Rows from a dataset
*-*-*
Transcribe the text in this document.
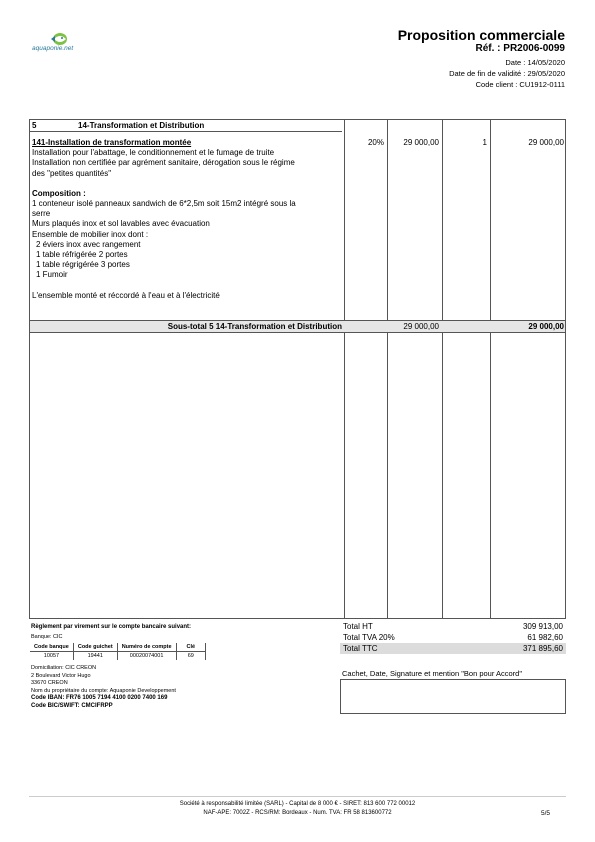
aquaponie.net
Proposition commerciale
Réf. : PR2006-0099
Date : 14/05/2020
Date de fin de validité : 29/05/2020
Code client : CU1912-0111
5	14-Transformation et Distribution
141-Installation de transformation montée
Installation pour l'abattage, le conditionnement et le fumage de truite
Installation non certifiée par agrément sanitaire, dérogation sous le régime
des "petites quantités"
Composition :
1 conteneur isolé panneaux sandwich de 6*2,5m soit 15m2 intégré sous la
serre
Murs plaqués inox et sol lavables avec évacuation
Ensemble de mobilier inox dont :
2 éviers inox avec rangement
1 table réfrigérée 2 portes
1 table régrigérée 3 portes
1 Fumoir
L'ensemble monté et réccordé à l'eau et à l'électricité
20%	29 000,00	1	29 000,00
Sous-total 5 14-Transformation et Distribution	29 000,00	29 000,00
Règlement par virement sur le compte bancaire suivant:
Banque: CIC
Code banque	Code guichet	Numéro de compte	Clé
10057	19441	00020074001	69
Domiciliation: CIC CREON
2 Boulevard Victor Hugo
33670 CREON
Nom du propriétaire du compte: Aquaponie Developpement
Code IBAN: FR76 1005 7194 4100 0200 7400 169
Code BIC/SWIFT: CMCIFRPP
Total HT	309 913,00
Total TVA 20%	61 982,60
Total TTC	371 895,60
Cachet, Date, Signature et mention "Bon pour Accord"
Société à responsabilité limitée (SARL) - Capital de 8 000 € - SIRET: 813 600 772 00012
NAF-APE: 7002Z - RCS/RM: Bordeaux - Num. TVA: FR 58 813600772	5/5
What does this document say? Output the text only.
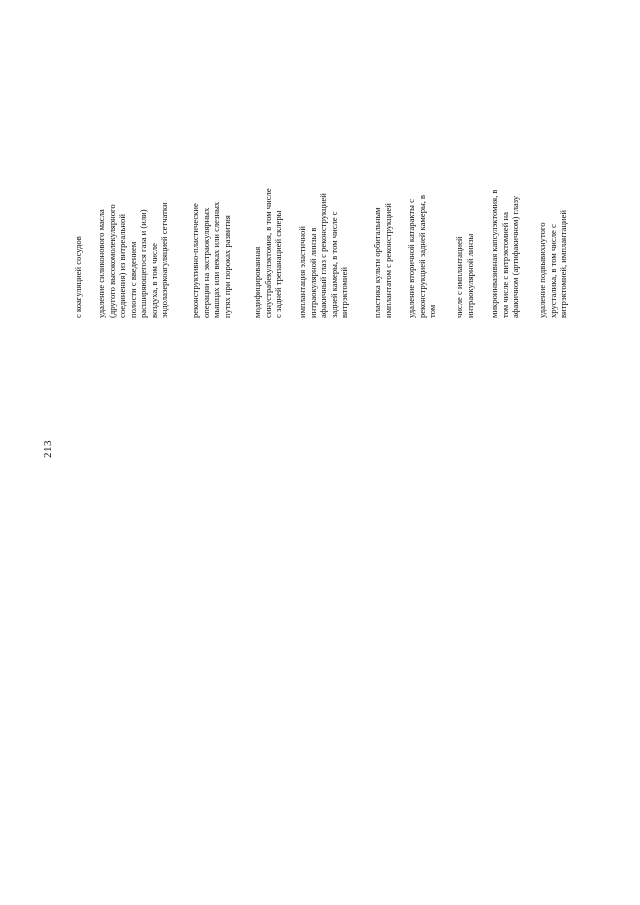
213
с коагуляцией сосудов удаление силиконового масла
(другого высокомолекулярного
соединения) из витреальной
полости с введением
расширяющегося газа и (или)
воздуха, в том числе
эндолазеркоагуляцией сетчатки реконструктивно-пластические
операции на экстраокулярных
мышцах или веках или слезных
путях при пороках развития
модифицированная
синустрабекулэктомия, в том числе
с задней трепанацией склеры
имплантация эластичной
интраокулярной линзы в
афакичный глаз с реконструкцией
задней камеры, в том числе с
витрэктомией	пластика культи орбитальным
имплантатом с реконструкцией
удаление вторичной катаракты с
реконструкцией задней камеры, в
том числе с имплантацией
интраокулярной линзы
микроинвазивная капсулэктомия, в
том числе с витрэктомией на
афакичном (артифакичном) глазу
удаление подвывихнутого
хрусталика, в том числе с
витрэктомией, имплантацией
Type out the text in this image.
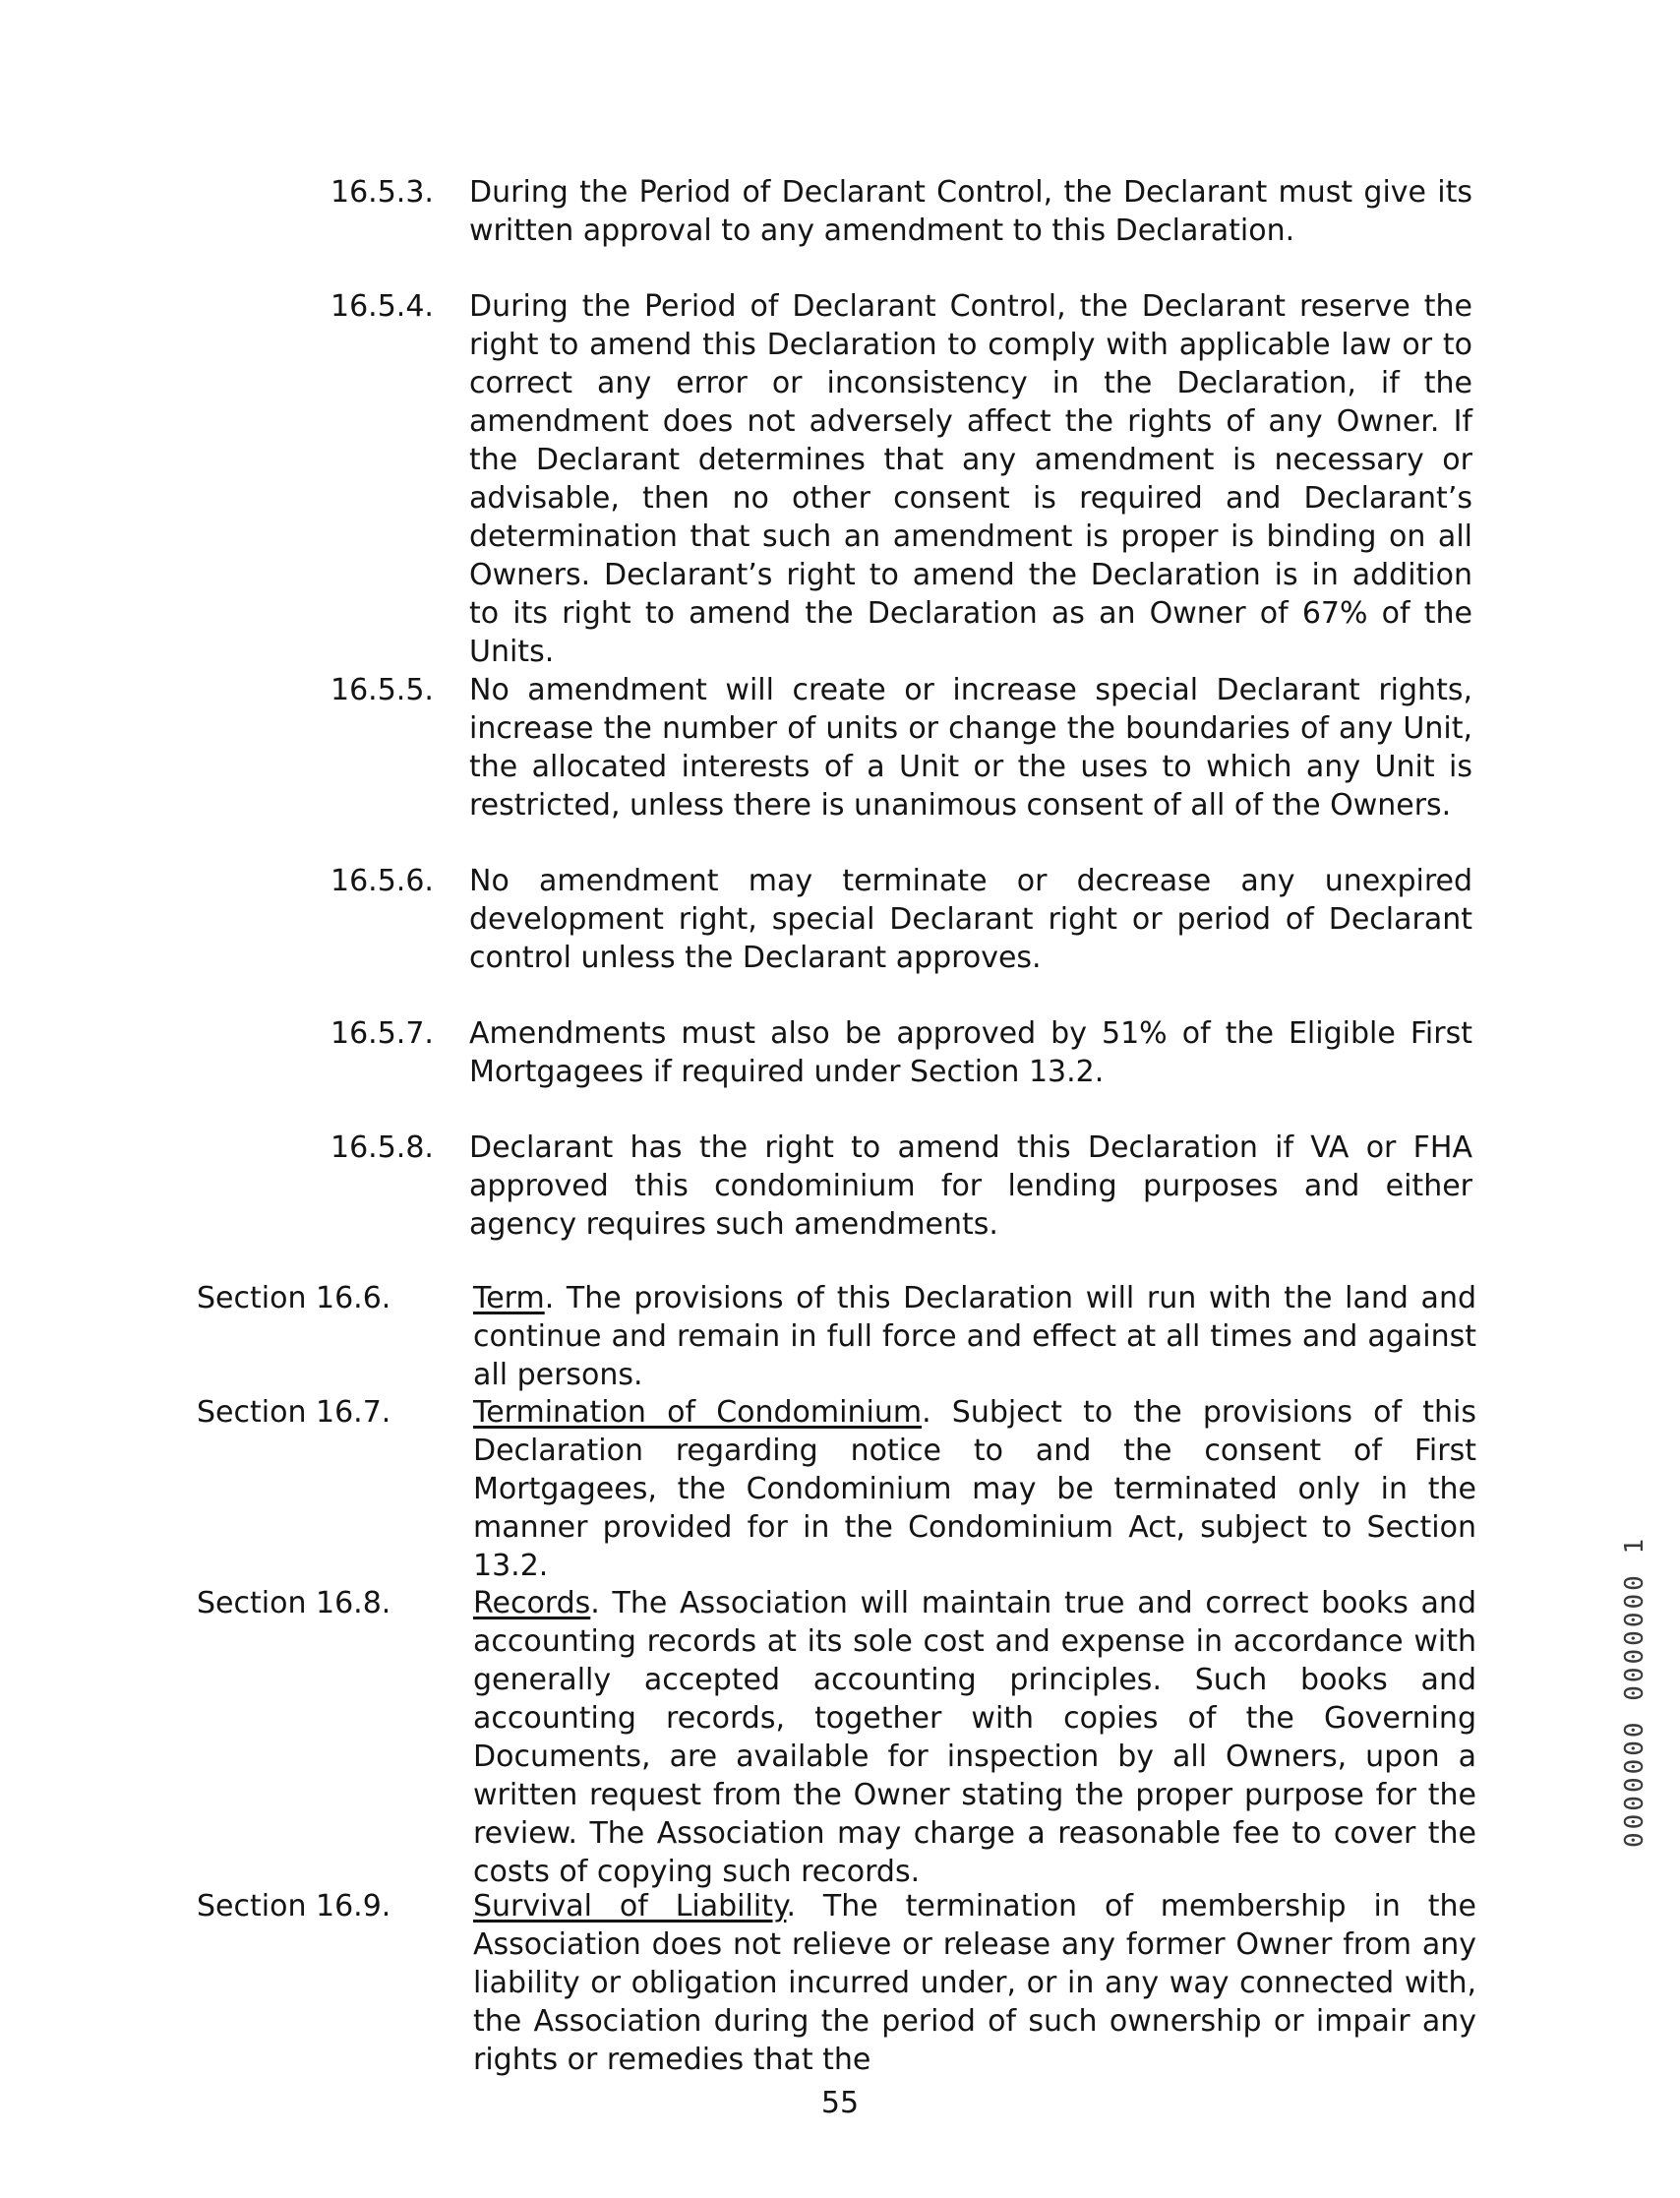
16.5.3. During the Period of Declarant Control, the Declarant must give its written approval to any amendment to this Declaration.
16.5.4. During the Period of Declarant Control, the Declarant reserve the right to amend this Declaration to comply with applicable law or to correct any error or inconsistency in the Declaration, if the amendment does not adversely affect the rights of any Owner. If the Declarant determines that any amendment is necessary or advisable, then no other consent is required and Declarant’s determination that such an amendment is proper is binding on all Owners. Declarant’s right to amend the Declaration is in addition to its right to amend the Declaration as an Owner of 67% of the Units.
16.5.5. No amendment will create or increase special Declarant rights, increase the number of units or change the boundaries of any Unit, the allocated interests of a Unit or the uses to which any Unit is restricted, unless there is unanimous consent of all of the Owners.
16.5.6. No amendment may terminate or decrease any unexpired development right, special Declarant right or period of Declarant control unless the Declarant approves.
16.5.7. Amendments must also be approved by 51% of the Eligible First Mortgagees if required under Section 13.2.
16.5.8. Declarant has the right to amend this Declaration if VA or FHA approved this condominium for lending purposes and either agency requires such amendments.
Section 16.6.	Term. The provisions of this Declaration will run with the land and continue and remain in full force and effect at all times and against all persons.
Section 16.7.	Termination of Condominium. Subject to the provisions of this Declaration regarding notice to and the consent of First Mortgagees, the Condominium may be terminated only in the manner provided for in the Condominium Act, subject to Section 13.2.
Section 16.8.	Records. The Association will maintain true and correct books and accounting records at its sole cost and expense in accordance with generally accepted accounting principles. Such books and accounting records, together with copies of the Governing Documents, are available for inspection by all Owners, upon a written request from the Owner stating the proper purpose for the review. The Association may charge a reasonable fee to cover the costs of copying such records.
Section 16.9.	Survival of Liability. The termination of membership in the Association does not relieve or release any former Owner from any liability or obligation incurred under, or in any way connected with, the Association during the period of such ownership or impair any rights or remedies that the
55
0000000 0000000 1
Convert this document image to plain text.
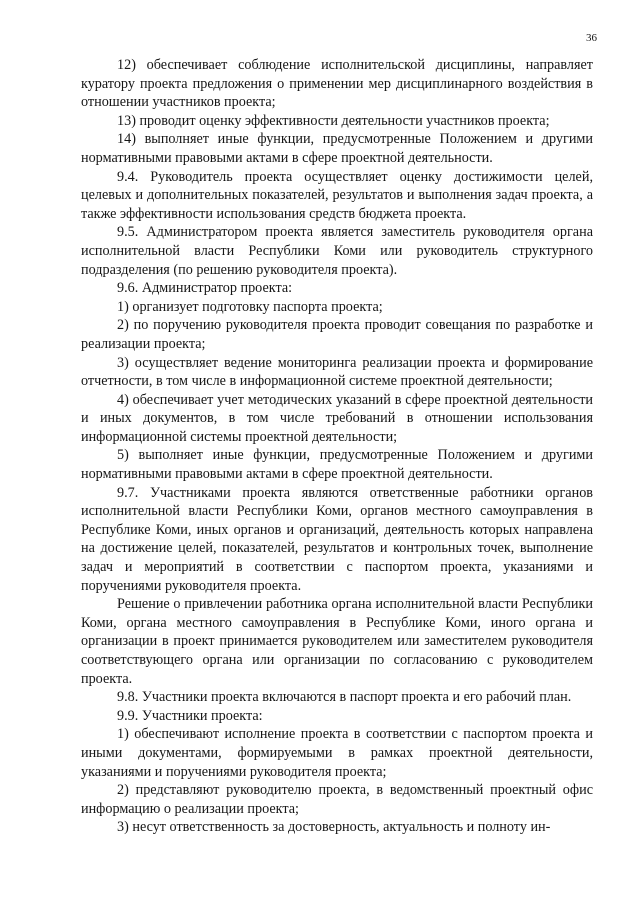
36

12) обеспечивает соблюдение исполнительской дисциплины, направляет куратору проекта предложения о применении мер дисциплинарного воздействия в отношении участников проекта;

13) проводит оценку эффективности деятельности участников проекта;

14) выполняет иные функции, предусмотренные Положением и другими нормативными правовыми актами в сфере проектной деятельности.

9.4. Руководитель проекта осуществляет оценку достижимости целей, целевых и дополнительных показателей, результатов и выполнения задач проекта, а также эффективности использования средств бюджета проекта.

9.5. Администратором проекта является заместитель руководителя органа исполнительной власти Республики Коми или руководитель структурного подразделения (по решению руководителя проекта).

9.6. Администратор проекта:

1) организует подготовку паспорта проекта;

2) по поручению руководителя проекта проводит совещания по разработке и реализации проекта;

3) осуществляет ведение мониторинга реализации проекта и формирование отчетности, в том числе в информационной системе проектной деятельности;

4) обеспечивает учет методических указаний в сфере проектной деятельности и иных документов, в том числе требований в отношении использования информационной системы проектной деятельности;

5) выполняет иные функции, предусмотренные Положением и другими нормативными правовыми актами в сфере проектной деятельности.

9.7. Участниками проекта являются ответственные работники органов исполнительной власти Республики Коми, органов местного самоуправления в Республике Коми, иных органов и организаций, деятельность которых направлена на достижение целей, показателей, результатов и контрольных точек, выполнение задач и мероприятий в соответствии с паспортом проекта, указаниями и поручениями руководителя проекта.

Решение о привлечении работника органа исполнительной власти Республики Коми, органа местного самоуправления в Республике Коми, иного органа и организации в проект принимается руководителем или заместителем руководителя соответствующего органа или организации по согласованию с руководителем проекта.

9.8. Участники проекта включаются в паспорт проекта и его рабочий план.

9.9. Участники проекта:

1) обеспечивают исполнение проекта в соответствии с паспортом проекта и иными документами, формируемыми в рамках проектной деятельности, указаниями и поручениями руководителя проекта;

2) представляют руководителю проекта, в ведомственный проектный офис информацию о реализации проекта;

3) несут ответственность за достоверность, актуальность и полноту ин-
*-*-*
- [Your goal]: Reproduce each entry precisely, dropping only the pictures.

- [Solution to this exercise]:
Transcribe the text in this document.
aquaponie.net
Proposition commerciale
Réf. : PR2006-0099
Date : 14/05/2020
Date de fin de validité : 29/05/2020
Code client : CU1912-0111
5	14-Transformation et Distribution
141-Installation de transformation montée
Installation pour l'abattage, le conditionnement et le fumage de truite
Installation non certifiée par agrément sanitaire, dérogation sous le régime
des "petites quantités"
Composition :
1 conteneur isolé panneaux sandwich de 6*2,5m soit 15m2 intégré sous la
serre
Murs plaqués inox et sol lavables avec évacuation
Ensemble de mobilier inox dont :
2 éviers inox avec rangement
1 table réfrigérée 2 portes
1 table régrigérée 3 portes
1 Fumoir
L'ensemble monté et réccordé à l'eau et à l'électricité
20%	29 000,00	1	29 000,00
Sous-total 5 14-Transformation et Distribution	29 000,00	29 000,00
Règlement par virement sur le compte bancaire suivant:
Banque: CIC
Code banque	Code guichet	Numéro de compte	Clé
10057	19441	00020074001	69
Domiciliation: CIC CREON
2 Boulevard Victor Hugo
33670 CREON
Nom du propriétaire du compte: Aquaponie Developpement
Code IBAN: FR76 1005 7194 4100 0200 7400 169
Code BIC/SWIFT: CMCIFRPP
Total HT	309 913,00
Total TVA 20%	61 982,60
Total TTC	371 895,60
Cachet, Date, Signature et mention "Bon pour Accord"
Société à responsabilité limitée (SARL) - Capital de 8 000 € - SIRET: 813 600 772 00012
NAF-APE: 7002Z - RCS/RM: Bordeaux - Num. TVA: FR 58 813600772	5/5
What does this document say? Output the text only.
213
с коагуляцией сосудов удаление силиконового масла
(другого высокомолекулярного
соединения) из витреальной
полости с введением
расширяющегося газа и (или)
воздуха, в том числе
эндолазеркоагуляцией сетчатки реконструктивно-пластические
операции на экстраокулярных
мышцах или веках или слезных
путях при пороках развития
модифицированная
синустрабекулэктомия, в том числе
с задней трепанацией склеры
имплантация эластичной
интраокулярной линзы в
афакичный глаз с реконструкцией
задней камеры, в том числе с
витрэктомией	пластика культи орбитальным
имплантатом с реконструкцией
удаление вторичной катаракты с
реконструкцией задней камеры, в
том числе с имплантацией
интраокулярной линзы
микроинвазивная капсулэктомия, в
том числе с витрэктомией на
афакичном (артифакичном) глазу
удаление подвывихнутого
хрусталика, в том числе с
витрэктомией, имплантацией
Type out the text in this image.
16.5.3. During the Period of Declarant Control, the Declarant must give its written approval to any amendment to this Declaration.
16.5.4. During the Period of Declarant Control, the Declarant reserve the right to amend this Declaration to comply with applicable law or to correct any error or inconsistency in the Declaration, if the amendment does not adversely affect the rights of any Owner. If the Declarant determines that any amendment is necessary or advisable, then no other consent is required and Declarant’s determination that such an amendment is proper is binding on all Owners. Declarant’s right to amend the Declaration is in addition to its right to amend the Declaration as an Owner of 67% of the Units.
16.5.5. No amendment will create or increase special Declarant rights, increase the number of units or change the boundaries of any Unit, the allocated interests of a Unit or the uses to which any Unit is restricted, unless there is unanimous consent of all of the Owners.
16.5.6. No amendment may terminate or decrease any unexpired development right, special Declarant right or period of Declarant control unless the Declarant approves.
16.5.7. Amendments must also be approved by 51% of the Eligible First Mortgagees if required under Section 13.2.
16.5.8. Declarant has the right to amend this Declaration if VA or FHA approved this condominium for lending purposes and either agency requires such amendments.
Section 16.6.	Term. The provisions of this Declaration will run with the land and continue and remain in full force and effect at all times and against all persons.
Section 16.7.	Termination of Condominium. Subject to the provisions of this Declaration regarding notice to and the consent of First Mortgagees, the Condominium may be terminated only in the manner provided for in the Condominium Act, subject to Section 13.2.
Section 16.8.	Records. The Association will maintain true and correct books and accounting records at its sole cost and expense in accordance with generally accepted accounting principles. Such books and accounting records, together with copies of the Governing Documents, are available for inspection by all Owners, upon a written request from the Owner stating the proper purpose for the review. The Association may charge a reasonable fee to cover the costs of copying such records.
Section 16.9.	Survival of Liability. The termination of membership in the Association does not relieve or release any former Owner from any liability or obligation incurred under, or in any way connected with, the Association during the period of such ownership or impair any rights or remedies that the
55
0000000 0000000 1
Convert this document image to plain text.
36

12) обеспечивает соблюдение исполнительской дисциплины, направляет куратору проекта предложения о применении мер дисциплинарного воздействия в отношении участников проекта;

13) проводит оценку эффективности деятельности участников проекта;

14) выполняет иные функции, предусмотренные Положением и другими нормативными правовыми актами в сфере проектной деятельности.

9.4. Руководитель проекта осуществляет оценку достижимости целей, целевых и дополнительных показателей, результатов и выполнения задач проекта, а также эффективности использования средств бюджета проекта.

9.5. Администратором проекта является заместитель руководителя органа исполнительной власти Республики Коми или руководитель структурного подразделения (по решению руководителя проекта).

9.6. Администратор проекта:

1) организует подготовку паспорта проекта;

2) по поручению руководителя проекта проводит совещания по разработке и реализации проекта;

3) осуществляет ведение мониторинга реализации проекта и формирование отчетности, в том числе в информационной системе проектной деятельности;

4) обеспечивает учет методических указаний в сфере проектной деятельности и иных документов, в том числе требований в отношении использования информационной системы проектной деятельности;

5) выполняет иные функции, предусмотренные Положением и другими нормативными правовыми актами в сфере проектной деятельности.

9.7. Участниками проекта являются ответственные работники органов исполнительной власти Республики Коми, органов местного самоуправления в Республике Коми, иных органов и организаций, деятельность которых направлена на достижение целей, показателей, результатов и контрольных точек, выполнение задач и мероприятий в соответствии с паспортом проекта, указаниями и поручениями руководителя проекта.

Решение о привлечении работника органа исполнительной власти Республики Коми, органа местного самоуправления в Республике Коми, иного органа и организации в проект принимается руководителем или заместителем руководителя соответствующего органа или организации по согласованию с руководителем проекта.

9.8. Участники проекта включаются в паспорт проекта и его рабочий план.

9.9. Участники проекта:

1) обеспечивают исполнение проекта в соответствии с паспортом проекта и иными документами, формируемыми в рамках проектной деятельности, указаниями и поручениями руководителя проекта;

2) представляют руководителю проекта, в ведомственный проектный офис информацию о реализации проекта;

3) несут ответственность за достоверность, актуальность и полноту ин-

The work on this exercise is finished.